■ EXERCISE ■
Look at each line of the listing. Copy those that hold the string "Glutamic".

■ INPUT DATA ■
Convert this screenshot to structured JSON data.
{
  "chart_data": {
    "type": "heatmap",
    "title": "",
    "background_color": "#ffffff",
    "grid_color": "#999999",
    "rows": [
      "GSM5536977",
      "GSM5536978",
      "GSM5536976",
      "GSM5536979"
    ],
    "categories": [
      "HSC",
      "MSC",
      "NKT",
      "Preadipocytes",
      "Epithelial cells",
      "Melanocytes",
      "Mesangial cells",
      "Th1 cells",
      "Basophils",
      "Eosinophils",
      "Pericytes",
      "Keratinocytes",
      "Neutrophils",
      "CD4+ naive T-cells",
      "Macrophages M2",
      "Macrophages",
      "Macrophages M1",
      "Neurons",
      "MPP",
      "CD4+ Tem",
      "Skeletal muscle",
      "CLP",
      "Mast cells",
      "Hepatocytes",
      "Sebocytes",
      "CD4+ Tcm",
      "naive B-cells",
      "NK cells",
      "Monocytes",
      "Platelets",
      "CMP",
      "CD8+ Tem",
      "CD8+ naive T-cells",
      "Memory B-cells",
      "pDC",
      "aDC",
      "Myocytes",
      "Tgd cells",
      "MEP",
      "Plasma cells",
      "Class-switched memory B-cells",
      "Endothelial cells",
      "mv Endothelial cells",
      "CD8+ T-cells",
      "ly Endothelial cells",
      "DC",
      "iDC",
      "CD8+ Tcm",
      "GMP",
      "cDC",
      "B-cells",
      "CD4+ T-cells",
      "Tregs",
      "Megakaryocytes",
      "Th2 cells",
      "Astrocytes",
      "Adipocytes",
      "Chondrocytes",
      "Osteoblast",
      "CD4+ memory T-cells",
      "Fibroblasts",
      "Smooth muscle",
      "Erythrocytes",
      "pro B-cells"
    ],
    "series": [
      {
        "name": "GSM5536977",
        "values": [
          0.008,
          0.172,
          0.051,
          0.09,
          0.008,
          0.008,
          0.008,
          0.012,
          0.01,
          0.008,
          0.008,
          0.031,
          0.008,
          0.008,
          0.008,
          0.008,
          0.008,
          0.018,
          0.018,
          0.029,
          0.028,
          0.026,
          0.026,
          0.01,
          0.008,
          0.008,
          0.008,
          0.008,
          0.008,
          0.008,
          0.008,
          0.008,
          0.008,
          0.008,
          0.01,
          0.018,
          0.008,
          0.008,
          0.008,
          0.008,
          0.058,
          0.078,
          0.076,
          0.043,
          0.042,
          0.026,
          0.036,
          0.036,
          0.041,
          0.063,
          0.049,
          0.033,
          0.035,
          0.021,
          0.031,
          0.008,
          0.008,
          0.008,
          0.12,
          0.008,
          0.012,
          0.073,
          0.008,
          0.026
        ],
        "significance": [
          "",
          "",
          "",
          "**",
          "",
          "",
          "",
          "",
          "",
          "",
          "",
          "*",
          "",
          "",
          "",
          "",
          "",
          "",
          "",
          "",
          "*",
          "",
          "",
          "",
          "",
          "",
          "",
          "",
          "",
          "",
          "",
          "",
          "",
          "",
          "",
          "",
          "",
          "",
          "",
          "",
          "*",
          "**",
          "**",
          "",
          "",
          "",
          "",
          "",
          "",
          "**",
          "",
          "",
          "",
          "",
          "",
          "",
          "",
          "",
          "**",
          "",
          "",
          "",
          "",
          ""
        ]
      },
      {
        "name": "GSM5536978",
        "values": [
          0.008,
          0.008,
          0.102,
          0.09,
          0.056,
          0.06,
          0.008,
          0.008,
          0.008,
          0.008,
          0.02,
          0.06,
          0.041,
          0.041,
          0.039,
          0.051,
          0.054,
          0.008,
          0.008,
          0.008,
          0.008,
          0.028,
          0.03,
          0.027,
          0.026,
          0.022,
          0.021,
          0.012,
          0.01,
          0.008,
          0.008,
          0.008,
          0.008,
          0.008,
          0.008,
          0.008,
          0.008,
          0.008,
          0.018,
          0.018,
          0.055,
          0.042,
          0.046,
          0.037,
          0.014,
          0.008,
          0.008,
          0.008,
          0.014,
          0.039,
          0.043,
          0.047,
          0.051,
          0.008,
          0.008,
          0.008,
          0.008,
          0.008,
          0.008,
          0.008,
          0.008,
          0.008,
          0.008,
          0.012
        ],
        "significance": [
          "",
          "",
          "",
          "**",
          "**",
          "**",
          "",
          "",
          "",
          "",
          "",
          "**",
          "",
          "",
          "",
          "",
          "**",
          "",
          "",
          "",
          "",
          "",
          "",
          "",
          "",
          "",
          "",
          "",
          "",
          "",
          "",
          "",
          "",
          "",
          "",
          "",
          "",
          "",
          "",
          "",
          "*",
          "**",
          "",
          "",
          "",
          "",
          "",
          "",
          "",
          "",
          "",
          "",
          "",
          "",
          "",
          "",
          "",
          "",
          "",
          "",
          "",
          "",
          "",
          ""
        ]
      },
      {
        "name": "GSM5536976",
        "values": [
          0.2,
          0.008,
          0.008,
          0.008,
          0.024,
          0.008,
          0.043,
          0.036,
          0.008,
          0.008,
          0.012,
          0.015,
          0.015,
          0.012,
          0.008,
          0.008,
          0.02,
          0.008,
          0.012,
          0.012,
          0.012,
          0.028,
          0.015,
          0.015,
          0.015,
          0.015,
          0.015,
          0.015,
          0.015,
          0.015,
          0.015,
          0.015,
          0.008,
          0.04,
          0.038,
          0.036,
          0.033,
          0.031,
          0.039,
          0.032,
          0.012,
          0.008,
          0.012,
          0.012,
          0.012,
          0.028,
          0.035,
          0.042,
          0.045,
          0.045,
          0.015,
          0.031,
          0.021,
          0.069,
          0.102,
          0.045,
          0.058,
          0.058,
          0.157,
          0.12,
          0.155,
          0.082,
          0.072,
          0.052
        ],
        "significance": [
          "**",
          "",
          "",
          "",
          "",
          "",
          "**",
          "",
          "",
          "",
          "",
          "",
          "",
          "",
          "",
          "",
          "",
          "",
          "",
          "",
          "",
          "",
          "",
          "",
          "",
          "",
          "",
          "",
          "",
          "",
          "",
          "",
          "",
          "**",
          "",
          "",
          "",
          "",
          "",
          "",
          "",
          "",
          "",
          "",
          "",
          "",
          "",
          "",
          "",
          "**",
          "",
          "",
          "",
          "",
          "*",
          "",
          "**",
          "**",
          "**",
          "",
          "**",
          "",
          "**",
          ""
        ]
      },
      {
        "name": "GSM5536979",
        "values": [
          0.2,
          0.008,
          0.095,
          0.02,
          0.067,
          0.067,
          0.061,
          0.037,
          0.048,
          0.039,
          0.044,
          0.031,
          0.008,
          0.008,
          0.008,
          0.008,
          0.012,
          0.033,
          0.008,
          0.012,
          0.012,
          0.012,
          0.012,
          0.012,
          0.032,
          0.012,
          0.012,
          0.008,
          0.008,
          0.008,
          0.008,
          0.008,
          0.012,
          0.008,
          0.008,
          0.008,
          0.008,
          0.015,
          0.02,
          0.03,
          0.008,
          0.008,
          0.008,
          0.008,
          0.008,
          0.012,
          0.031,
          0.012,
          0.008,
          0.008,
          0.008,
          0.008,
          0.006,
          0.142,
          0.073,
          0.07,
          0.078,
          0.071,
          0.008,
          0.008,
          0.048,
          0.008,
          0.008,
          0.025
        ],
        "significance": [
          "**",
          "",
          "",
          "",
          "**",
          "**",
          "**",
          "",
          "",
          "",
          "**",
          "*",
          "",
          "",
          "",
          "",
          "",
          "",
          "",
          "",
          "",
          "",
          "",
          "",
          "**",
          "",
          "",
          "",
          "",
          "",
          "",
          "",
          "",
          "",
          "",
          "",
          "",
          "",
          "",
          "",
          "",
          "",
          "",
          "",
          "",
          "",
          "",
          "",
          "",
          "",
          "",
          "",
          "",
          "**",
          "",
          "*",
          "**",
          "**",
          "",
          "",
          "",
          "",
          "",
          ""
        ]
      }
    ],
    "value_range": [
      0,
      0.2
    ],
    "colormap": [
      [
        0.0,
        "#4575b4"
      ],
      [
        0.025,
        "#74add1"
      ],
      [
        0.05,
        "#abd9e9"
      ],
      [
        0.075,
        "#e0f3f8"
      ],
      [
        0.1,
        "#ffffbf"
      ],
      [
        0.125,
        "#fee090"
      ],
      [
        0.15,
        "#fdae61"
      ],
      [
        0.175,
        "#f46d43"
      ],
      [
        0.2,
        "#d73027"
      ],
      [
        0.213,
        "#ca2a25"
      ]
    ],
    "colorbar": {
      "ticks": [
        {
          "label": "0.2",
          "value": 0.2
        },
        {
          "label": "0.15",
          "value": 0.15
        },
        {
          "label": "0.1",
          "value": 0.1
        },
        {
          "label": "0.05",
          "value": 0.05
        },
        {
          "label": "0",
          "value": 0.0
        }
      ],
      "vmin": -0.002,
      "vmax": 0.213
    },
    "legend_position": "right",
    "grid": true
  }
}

...

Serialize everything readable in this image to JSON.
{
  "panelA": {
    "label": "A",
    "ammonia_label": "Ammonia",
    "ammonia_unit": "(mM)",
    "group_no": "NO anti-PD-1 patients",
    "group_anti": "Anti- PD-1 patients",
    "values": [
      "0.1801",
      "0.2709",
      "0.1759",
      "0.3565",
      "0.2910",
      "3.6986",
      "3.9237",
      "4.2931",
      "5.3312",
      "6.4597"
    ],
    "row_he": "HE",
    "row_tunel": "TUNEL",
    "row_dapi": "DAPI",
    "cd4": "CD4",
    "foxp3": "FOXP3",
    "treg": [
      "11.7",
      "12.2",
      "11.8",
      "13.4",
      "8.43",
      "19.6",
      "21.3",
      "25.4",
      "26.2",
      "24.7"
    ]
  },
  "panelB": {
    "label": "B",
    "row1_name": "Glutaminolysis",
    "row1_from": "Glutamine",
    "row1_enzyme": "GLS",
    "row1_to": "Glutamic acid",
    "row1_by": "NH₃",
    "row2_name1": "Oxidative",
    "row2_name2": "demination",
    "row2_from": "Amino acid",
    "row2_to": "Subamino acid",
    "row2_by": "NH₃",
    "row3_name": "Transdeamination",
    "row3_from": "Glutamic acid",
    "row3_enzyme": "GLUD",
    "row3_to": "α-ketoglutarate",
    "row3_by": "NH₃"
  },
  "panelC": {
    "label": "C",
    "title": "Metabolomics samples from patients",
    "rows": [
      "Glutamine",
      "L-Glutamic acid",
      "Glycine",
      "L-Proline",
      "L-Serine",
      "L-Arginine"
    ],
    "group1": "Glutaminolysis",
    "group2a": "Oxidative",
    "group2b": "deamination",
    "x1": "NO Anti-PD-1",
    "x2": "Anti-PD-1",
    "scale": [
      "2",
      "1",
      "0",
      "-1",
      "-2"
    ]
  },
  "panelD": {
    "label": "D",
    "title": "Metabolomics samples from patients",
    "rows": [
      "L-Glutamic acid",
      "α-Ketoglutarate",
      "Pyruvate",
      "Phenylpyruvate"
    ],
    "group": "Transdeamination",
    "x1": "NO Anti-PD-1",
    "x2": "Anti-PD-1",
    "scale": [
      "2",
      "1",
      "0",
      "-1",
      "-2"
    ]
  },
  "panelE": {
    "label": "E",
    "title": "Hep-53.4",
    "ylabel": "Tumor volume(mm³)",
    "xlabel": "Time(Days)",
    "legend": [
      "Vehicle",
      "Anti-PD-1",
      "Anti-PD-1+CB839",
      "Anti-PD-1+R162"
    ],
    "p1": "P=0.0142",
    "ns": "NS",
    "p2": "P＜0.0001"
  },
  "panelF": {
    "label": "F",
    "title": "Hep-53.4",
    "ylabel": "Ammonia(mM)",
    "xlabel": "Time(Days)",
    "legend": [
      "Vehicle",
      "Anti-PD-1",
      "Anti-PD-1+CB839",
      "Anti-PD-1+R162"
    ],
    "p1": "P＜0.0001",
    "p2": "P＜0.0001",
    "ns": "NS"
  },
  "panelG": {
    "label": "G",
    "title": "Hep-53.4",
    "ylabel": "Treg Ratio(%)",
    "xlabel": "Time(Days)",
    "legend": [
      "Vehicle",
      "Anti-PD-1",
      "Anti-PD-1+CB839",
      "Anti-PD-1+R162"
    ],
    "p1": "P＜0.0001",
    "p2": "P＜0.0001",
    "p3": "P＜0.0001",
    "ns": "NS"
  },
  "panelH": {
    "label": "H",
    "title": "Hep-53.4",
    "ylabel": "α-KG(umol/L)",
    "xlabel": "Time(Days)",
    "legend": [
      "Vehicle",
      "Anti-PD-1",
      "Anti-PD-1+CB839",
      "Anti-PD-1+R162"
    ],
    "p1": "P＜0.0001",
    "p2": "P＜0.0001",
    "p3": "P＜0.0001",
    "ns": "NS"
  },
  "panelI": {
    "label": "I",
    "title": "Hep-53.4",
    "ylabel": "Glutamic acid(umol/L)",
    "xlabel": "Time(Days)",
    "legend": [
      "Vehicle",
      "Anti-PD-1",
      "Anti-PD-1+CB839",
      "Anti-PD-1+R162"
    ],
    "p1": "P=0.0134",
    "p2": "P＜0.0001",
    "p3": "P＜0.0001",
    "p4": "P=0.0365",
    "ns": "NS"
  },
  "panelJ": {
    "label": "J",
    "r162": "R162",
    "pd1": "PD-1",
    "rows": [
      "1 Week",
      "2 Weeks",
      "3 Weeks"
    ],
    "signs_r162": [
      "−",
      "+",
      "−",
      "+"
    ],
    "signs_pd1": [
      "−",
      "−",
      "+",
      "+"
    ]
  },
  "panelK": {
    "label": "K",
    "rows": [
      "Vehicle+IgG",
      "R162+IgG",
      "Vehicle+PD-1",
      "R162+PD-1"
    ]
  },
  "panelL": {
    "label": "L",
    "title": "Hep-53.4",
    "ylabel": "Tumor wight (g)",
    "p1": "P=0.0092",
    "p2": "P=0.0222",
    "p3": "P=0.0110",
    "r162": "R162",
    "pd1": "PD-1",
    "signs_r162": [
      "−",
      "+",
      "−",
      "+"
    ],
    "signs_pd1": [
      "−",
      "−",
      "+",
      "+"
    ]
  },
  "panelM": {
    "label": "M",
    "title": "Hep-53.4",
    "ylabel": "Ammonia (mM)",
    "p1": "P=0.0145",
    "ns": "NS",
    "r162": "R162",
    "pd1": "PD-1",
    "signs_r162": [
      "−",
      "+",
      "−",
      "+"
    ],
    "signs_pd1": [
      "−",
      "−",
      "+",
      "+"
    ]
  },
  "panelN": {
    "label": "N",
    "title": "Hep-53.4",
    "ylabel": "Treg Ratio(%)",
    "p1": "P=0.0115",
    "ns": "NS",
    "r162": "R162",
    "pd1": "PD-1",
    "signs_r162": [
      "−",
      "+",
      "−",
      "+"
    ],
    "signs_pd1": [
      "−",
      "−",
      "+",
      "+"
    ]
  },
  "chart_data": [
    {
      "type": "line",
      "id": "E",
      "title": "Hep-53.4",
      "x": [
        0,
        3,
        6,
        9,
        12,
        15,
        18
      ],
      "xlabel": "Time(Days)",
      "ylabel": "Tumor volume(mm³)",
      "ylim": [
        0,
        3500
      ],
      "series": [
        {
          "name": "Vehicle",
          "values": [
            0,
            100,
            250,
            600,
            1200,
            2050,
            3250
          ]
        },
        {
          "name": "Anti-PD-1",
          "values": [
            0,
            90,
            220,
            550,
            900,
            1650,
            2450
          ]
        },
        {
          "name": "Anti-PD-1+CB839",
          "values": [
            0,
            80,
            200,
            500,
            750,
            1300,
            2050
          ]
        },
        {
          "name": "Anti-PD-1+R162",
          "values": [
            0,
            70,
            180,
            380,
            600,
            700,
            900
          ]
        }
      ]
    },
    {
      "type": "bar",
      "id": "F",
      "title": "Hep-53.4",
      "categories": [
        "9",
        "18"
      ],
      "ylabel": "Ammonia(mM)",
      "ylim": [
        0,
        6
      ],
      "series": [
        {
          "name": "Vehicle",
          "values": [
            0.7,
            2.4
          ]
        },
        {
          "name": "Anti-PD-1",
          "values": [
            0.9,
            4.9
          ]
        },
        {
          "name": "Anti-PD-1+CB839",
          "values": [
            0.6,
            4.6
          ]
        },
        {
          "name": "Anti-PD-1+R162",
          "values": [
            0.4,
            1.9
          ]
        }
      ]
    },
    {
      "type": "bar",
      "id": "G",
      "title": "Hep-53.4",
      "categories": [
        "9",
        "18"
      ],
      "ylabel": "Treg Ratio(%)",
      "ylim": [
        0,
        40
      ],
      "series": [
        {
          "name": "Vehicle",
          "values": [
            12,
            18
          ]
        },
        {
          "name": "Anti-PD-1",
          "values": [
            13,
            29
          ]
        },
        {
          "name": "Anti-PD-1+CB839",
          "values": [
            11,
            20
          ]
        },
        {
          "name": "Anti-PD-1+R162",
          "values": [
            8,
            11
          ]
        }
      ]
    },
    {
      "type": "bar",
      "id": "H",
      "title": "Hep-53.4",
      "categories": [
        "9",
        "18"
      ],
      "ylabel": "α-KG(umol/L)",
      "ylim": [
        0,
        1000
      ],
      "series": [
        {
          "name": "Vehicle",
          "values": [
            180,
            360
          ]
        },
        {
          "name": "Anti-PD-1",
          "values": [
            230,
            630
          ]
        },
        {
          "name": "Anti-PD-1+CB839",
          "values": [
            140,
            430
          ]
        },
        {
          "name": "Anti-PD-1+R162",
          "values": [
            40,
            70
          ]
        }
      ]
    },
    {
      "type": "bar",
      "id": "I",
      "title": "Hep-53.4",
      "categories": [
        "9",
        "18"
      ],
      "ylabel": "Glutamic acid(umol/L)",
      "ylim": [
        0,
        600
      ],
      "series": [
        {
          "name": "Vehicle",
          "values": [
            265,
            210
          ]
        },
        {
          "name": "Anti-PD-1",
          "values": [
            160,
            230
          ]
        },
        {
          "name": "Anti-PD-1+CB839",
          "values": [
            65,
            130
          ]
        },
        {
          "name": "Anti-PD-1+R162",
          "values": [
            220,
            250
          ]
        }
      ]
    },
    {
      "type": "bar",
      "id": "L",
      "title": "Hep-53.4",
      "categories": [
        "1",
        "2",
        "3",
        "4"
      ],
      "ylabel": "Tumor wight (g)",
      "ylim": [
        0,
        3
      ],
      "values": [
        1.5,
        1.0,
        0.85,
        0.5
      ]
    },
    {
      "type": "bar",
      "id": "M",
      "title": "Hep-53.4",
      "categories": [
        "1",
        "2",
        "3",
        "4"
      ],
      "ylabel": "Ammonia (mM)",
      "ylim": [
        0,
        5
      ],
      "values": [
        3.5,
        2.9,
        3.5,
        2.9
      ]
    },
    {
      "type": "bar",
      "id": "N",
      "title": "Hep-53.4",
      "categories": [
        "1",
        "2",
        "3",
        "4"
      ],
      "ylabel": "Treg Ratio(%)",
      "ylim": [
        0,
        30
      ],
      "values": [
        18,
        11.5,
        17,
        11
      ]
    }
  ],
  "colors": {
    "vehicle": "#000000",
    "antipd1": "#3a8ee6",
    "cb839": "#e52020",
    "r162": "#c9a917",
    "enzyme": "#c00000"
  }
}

--

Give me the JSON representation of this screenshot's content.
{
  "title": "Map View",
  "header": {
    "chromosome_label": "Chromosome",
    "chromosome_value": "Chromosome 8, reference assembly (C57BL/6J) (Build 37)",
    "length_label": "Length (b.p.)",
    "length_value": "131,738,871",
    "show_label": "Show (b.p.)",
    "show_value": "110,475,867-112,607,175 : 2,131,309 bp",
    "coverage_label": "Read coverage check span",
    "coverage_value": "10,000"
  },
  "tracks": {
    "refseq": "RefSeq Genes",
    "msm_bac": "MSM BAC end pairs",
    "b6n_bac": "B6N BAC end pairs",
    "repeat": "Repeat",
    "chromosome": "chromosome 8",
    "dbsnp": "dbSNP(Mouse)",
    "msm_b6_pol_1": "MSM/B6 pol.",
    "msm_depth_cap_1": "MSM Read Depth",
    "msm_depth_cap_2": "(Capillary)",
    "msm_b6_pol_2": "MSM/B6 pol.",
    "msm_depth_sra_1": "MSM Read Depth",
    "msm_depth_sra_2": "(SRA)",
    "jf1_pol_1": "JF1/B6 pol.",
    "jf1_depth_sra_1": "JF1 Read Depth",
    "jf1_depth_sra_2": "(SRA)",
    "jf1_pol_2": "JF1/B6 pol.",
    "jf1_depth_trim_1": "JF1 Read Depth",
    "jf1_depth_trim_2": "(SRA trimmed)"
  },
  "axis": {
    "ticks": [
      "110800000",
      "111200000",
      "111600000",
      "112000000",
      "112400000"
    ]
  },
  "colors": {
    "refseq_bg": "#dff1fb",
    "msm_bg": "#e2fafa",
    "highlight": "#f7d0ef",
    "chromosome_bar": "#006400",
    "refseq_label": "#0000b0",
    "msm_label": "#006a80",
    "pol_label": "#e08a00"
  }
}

■ RESULT BELOW ■
    "row1_to": "Glutamic acid",
    "row3_from": "Glutamic acid",
      "L-Glutamic acid",
      "L-Glutamic acid",
    "ylabel": "Glutamic acid(umol/L)",
      "ylabel": "Glutamic acid(umol/L)",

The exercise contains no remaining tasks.